___ SOURCE EXCERPT

Berio
Sinfonia
Shostakovich
Symphony No.4 in C minor, Op.43
London Voices
European Union Youth Orchestra
Vasily Petrenko
Reviewed by: Nick Breckenfield
Reviewed: 5 August, 2014
Venue: Royal Albert Hall, London
For its 20th-appearance at the Proms, appearing with Vasily Petrenko rather than the indisposed Semyon Bychkov (who will, we are assured, be back for Strauss’s Elektra later in the month), the European Union Youth Orchestra was back at the Royal Albert Hall for the first time in four seasons.
You could argue that it brought two protest symphonies from the 1960s – but that statement obscures as convoluted a history (for one of the works) as the unequally split eight movements we heard. You might expect – hearing two symphonies – that they would have four movements apiece. Luciano Berio’s Sinfonia has five and Shostakovich’s monumental Fourth just three (just!). And to clear up the matter of the 1960s – Sinfonia, referencing Martin Luther King in its second movement, who was assassinated while Berio was composing the work, dates from 1968, while Shostakovich 4 received its belated premiere in 1961, the composer having withdrawn it in 1936, in the light of Stalin’s condemnation of his opera Lady Macbeth of Mtsensk.
Shostakovich’s Fourth Symphony is regular EUYO repertoire – Vladimir Ashkenazy conducted it at the Proms in 2006 (reviewed by yours truly) and Bernard Haitink at the Usher Hall during the 1997 Edinburgh International Festival. But, of course, due to the nature of the Orchestra, there was no player here common to the previous performances. This generation’s crop of supremely talented musicians from the 28 countries of the European Union (their flags now confined and hanging limply in the organ loft, behind Sir Henry Wood’s bust – rather than garishly displayed as in previous years), tore into the Shostakovich’s under Petrenko’s sure-footed direction. Attuned to every quick-fire turn of dynamic marking, time-signature and mood, this outing spared nothing in fashioning the massive bulwarks of the outer movements and the much shorter but equally schizophrenic central one, which ends with the percussive ticking that Shostakovich would return to in his Fifteenth and final Symphony. The Fourth is Mahlerian in conception and scope, ending – after a paean underpinned by two rumbling timpani parts – with the most haunting of codas, where the celesta’s repeated attempts to climb towards the light is compromised by the sonorous harp and string chords.

______

TASK: Write the next part of the review of the Berio and Shostakovich Proms concert, starting right after its last sentence.

___ GIVEN MATERIAL

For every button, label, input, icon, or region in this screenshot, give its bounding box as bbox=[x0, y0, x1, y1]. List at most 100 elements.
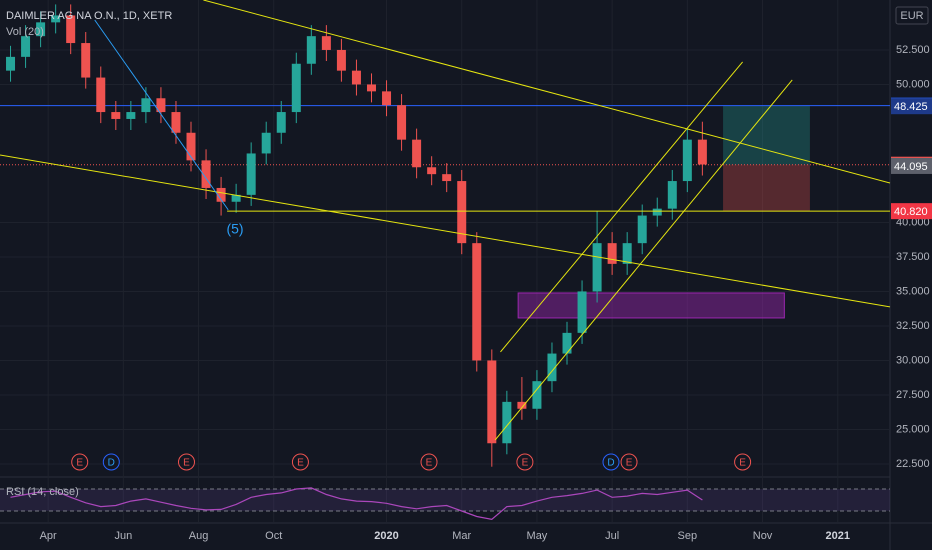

______

TASK OUTPUT:
This was a performance brilliantly played from an orchestra of over 120, built up from twelve double basses. There were myriad examples of beautiful solos, but if (as a lapsed bassoonist) I mention just one – Manuel Arellano Montero – take it as a ‘first among equals’.
The Prom had started with Berio’s Sinfonia – a quasi-work if ever there was one: its hybrid nature writ large at every point, with its electric-harpsichord, saxophones, amplified vocal octet. Written for the New York Philharmonic, and dedicated to Leonard Bernstein, the orchestra required is massive in itself (even though if it pales beside those utilised for the Shostakovich), and the wind – in one long line, with brass behind – were separated from the strings by at least one empty row of stands.
There was a peculiar confusion to start, in that London Voices entered in dribs and drabs with the EUYO, so anyone not noticing would probably be confused where their sounds were coming from. Some odd highlighting of particular words apart, the vocal amplification worked well-enough from where I was sitting (in a notoriously difficult Hall to adequately distribute sound), although Mathieu van Bellen’s boosted violin solos sounded tinny.
It’s Sinfonia’s central movement based on the scherzo from Mahler’s ‘Resurrection’ Symphony, with all the quotations (La valse, La mer, The Rite of Spring, et al), that brings the famous moment, but Petrenko made a case for the primordial first movement, the second’s ululating repetition of vowels (‘O’ added to the others taken from Martin Luther King’s name) and the two “rivers” that form the fourth and fifth movements, the first taking its text from Samuel Beckett’s The Unnamable and the last being a critique of what has gone before.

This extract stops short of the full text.